▶ TASK PROMPT:
Reproduce the records word for word, starting from their first line and ending with the line that contains "z-tick-label: 930: [179, 266, 191, 275]", including that line.

::::::::::

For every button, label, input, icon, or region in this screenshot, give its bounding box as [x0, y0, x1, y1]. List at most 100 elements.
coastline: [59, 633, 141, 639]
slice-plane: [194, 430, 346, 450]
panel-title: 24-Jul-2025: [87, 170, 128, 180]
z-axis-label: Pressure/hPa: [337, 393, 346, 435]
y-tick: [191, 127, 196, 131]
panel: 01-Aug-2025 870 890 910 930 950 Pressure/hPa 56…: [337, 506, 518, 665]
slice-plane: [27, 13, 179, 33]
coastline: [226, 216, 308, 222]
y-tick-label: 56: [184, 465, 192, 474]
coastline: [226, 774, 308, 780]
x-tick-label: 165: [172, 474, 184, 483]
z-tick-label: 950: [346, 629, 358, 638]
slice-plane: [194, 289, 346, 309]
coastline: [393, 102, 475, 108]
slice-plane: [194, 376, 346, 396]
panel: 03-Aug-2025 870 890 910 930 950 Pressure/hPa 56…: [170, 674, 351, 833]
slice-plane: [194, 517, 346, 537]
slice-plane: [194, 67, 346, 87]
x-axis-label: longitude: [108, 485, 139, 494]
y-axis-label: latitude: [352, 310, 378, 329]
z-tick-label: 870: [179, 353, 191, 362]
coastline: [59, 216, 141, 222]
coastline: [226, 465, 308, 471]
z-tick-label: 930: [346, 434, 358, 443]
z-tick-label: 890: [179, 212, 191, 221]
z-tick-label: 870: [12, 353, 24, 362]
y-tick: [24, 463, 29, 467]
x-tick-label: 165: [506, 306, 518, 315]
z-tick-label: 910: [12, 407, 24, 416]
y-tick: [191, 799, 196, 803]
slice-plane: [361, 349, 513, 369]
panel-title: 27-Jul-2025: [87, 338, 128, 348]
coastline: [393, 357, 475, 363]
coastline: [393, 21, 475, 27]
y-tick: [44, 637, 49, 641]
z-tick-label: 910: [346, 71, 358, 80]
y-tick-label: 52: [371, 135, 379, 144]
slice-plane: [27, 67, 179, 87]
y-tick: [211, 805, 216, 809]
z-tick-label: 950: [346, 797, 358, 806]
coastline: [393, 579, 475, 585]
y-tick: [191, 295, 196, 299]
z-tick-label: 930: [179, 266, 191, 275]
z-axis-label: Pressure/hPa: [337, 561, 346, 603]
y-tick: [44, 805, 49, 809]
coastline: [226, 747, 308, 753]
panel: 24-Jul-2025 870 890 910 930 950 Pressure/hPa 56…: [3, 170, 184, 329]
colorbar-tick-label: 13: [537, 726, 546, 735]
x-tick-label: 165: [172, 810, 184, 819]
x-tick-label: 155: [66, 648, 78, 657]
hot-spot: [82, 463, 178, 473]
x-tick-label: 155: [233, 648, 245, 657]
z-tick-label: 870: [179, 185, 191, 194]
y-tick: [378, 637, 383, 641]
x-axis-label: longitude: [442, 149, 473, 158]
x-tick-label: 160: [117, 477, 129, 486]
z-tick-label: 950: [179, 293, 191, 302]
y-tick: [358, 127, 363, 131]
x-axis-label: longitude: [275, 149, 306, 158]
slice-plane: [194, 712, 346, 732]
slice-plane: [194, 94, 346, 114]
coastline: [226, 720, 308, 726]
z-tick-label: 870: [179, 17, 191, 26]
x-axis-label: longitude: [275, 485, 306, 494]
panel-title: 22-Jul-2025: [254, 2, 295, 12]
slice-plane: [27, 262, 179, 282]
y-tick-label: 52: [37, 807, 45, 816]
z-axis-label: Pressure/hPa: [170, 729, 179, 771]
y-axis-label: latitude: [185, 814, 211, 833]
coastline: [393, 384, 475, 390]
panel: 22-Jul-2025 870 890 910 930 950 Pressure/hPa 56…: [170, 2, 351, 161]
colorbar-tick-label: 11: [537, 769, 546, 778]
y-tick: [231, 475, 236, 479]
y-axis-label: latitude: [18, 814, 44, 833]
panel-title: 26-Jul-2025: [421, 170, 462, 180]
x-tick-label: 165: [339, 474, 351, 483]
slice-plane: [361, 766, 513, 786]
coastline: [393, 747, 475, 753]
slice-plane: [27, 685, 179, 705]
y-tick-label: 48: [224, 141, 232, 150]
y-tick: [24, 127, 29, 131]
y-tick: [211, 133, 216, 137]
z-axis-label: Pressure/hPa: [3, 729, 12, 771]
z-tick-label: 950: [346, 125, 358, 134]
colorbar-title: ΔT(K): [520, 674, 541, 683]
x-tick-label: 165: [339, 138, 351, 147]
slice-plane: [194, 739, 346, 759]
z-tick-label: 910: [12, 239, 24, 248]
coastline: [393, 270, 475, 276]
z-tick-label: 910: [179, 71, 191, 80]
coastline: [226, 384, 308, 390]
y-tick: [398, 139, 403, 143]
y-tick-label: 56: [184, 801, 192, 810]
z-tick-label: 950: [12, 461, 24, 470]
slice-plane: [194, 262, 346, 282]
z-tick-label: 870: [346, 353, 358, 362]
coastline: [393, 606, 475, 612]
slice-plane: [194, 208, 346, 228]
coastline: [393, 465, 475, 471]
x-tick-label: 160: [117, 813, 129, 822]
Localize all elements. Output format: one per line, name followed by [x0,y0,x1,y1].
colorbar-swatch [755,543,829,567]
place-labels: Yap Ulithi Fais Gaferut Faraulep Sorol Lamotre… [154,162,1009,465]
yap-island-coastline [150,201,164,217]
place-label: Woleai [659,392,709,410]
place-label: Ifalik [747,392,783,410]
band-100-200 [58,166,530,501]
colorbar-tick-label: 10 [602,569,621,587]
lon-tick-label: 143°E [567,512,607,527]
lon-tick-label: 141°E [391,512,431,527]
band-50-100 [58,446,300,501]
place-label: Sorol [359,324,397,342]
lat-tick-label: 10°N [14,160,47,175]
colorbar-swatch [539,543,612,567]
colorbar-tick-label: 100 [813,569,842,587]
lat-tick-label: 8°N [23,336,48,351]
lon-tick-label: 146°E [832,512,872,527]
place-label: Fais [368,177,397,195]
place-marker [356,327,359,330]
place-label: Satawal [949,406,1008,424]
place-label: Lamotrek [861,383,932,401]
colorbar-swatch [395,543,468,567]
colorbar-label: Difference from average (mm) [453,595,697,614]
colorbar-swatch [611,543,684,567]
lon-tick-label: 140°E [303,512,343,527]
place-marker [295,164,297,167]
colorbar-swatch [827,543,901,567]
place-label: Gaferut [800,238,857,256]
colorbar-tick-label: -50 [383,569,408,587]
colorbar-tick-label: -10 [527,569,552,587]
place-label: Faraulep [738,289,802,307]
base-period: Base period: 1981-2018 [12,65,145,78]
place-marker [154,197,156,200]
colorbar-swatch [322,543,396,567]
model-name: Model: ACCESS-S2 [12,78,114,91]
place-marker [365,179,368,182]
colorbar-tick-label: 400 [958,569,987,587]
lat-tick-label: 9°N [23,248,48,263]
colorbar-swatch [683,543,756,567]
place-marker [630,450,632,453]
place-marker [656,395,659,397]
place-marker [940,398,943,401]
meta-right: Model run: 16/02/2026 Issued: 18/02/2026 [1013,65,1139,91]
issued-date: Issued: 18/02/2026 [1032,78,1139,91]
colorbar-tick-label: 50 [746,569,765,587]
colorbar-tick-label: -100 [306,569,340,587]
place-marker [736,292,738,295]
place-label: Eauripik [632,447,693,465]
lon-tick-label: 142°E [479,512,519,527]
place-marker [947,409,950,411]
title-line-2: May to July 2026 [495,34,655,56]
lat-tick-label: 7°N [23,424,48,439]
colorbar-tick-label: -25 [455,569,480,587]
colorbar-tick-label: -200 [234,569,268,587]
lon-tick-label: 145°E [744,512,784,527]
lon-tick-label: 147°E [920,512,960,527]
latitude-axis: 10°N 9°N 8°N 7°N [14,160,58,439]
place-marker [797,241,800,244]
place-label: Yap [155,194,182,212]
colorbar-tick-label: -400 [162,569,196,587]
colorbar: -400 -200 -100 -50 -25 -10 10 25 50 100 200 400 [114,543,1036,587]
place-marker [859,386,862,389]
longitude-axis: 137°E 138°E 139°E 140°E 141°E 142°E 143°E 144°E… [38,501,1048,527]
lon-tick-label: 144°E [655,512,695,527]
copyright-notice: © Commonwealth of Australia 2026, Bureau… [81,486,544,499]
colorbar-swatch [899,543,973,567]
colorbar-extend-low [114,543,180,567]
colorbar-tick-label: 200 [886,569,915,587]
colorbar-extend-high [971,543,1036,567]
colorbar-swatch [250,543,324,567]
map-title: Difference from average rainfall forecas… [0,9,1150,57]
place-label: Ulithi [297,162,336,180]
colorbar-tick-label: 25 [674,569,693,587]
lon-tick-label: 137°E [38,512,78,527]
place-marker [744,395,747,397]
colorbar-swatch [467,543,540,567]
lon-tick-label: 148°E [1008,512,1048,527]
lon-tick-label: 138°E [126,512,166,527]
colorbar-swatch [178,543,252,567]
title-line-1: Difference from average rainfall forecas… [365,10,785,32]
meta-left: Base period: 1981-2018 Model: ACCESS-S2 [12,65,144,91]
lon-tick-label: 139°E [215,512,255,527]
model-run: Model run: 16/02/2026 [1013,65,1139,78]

::::::::::

▶ RESULT:
For every button, label, input, icon, or region in this screenshot, give its bounding box as [x0, y0, x1, y1]. List at most 100 elements.
coastline: [59, 633, 141, 639]
slice-plane: [194, 430, 346, 450]
panel-title: 24-Jul-2025: [87, 170, 128, 180]
z-axis-label: Pressure/hPa: [337, 393, 346, 435]
y-tick: [191, 127, 196, 131]
panel: 01-Aug-2025 870 890 910 930 950 Pressure/hPa 56…: [337, 506, 518, 665]
slice-plane: [27, 13, 179, 33]
coastline: [226, 216, 308, 222]
y-tick-label: 56: [184, 465, 192, 474]
coastline: [226, 774, 308, 780]
x-tick-label: 165: [172, 474, 184, 483]
z-tick-label: 950: [346, 629, 358, 638]
slice-plane: [194, 289, 346, 309]
coastline: [393, 102, 475, 108]
slice-plane: [194, 376, 346, 396]
panel: 03-Aug-2025 870 890 910 930 950 Pressure/hPa 56…: [170, 674, 351, 833]
slice-plane: [194, 517, 346, 537]
slice-plane: [194, 67, 346, 87]
x-axis-label: longitude: [108, 485, 139, 494]
y-axis-label: latitude: [352, 310, 378, 329]
z-tick-label: 870: [179, 353, 191, 362]
coastline: [59, 216, 141, 222]
coastline: [226, 465, 308, 471]
z-tick-label: 930: [346, 434, 358, 443]
z-tick-label: 890: [179, 212, 191, 221]
z-tick-label: 870: [12, 353, 24, 362]
y-tick: [24, 463, 29, 467]
x-tick-label: 165: [506, 306, 518, 315]
z-tick-label: 910: [12, 407, 24, 416]
y-tick: [191, 799, 196, 803]
slice-plane: [361, 349, 513, 369]
panel-title: 27-Jul-2025: [87, 338, 128, 348]
coastline: [393, 357, 475, 363]
coastline: [393, 21, 475, 27]
y-tick: [44, 637, 49, 641]
z-tick-label: 910: [346, 71, 358, 80]
y-tick-label: 52: [371, 135, 379, 144]
slice-plane: [27, 67, 179, 87]
y-tick: [211, 805, 216, 809]
z-tick-label: 950: [346, 797, 358, 806]
coastline: [393, 579, 475, 585]
y-tick: [191, 295, 196, 299]
z-tick-label: 930: [179, 266, 191, 275]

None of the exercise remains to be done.